— What to work on —
Retype the records below exactly, starting with the line that contains "321, 415, 330]" and going on through the line that contains "448, 234, 457]".

-- BEGIN --

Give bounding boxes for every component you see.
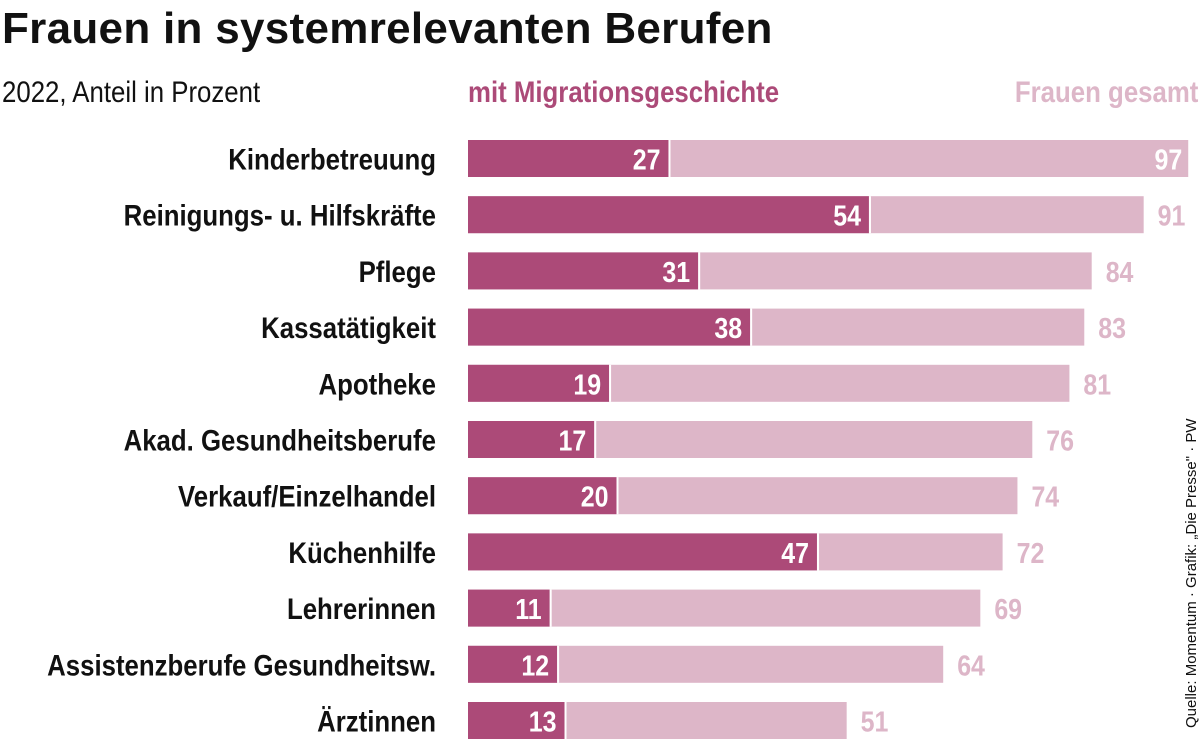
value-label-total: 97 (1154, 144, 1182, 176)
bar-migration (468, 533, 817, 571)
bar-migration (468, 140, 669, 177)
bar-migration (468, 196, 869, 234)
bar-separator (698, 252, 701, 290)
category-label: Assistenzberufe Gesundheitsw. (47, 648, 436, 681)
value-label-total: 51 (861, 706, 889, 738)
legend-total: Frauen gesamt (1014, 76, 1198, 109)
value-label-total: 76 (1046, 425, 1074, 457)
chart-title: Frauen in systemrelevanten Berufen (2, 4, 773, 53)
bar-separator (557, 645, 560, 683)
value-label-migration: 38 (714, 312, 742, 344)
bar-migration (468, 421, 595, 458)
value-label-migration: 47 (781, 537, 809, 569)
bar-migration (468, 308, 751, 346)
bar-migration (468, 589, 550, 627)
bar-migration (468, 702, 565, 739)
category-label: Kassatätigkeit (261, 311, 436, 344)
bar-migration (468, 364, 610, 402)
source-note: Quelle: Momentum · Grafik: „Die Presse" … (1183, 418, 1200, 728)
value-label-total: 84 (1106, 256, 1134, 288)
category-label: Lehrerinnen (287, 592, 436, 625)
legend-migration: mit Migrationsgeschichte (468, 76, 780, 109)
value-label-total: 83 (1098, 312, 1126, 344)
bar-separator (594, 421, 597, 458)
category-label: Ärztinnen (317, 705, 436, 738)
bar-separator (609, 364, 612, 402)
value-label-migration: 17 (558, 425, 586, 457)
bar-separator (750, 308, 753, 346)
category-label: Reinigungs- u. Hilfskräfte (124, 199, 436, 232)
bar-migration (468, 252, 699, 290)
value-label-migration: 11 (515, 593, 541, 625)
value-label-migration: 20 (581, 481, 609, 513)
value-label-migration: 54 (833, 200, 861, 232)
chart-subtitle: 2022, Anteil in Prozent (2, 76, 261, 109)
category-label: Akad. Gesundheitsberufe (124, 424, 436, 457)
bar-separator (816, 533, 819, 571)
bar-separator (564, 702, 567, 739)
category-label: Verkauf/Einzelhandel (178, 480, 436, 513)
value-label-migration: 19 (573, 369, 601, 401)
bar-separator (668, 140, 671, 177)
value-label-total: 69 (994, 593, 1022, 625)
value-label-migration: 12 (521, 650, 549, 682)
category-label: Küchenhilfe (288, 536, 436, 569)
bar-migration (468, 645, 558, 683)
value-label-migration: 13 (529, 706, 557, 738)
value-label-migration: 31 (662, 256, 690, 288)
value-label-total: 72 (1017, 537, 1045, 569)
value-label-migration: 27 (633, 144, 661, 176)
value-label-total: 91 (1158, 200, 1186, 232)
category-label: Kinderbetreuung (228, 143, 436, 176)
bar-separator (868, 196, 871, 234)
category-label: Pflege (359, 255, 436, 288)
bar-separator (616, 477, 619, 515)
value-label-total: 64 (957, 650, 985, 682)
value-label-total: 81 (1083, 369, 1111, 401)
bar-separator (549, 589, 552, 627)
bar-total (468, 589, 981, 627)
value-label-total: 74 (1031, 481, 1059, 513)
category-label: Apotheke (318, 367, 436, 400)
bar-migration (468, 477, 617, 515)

-- END --
-- BEGIN --

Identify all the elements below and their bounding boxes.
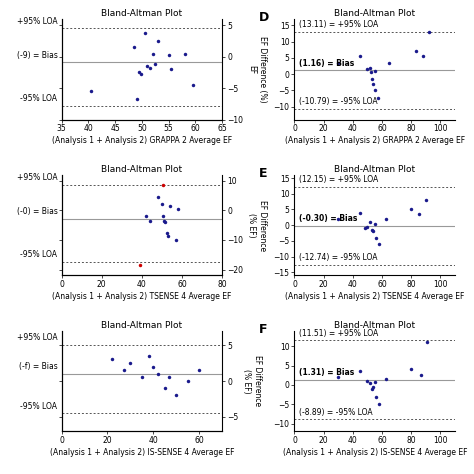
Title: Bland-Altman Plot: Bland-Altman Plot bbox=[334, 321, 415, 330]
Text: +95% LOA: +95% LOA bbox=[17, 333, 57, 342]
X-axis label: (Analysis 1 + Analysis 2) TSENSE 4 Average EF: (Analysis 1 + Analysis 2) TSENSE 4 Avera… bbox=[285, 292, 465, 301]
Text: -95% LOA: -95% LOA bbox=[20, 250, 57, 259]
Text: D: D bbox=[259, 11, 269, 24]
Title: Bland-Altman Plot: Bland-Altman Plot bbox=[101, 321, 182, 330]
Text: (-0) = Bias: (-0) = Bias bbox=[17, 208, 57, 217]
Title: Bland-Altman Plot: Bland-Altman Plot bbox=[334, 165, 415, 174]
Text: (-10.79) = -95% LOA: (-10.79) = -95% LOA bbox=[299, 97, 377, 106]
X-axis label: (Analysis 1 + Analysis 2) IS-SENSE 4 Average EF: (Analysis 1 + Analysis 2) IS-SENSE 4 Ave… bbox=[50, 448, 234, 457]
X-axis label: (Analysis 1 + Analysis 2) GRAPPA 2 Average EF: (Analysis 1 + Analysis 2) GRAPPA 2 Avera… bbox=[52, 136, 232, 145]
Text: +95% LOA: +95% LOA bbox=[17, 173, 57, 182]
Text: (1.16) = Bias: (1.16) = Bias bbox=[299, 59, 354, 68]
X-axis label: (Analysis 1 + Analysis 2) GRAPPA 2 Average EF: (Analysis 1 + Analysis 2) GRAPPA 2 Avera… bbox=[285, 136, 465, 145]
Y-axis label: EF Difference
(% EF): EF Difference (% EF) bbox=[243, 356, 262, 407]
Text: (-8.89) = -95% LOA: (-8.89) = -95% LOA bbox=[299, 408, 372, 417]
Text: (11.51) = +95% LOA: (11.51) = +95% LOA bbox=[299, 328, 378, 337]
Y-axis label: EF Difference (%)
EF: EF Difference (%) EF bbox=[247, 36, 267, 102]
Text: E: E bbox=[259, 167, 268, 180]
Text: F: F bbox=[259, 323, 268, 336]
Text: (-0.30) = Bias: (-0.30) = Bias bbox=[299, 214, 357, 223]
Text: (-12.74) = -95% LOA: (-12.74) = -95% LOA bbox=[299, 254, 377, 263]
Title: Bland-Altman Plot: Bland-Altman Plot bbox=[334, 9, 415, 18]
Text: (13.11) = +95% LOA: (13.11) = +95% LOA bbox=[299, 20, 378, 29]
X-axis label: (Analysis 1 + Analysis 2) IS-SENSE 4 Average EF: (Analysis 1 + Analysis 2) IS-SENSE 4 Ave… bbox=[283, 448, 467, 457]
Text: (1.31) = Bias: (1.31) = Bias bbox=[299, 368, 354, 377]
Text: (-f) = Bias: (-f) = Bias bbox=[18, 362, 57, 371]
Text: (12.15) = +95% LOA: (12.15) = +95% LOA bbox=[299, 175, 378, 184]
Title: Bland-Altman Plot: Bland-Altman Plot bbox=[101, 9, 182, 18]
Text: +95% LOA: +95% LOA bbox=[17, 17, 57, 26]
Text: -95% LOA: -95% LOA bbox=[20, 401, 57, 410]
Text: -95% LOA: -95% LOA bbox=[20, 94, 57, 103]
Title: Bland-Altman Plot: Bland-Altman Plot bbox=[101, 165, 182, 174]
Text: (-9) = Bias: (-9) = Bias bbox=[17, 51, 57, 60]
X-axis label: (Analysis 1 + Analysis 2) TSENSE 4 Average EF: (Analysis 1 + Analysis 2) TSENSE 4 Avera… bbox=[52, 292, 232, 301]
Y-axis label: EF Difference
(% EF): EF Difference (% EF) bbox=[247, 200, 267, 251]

-- END --

— Answer below —
Title: Bland-Altman Plot: Bland-Altman Plot bbox=[334, 321, 415, 330]
Text: +95% LOA: +95% LOA bbox=[17, 333, 57, 342]
X-axis label: (Analysis 1 + Analysis 2) TSENSE 4 Average EF: (Analysis 1 + Analysis 2) TSENSE 4 Avera… bbox=[285, 292, 465, 301]
Text: -95% LOA: -95% LOA bbox=[20, 250, 57, 259]
Text: D: D bbox=[259, 11, 269, 24]
Title: Bland-Altman Plot: Bland-Altman Plot bbox=[101, 321, 182, 330]
Text: (-0) = Bias: (-0) = Bias bbox=[17, 208, 57, 217]
Title: Bland-Altman Plot: Bland-Altman Plot bbox=[334, 165, 415, 174]
Text: (-10.79) = -95% LOA: (-10.79) = -95% LOA bbox=[299, 97, 377, 106]
X-axis label: (Analysis 1 + Analysis 2) IS-SENSE 4 Average EF: (Analysis 1 + Analysis 2) IS-SENSE 4 Ave… bbox=[50, 448, 234, 457]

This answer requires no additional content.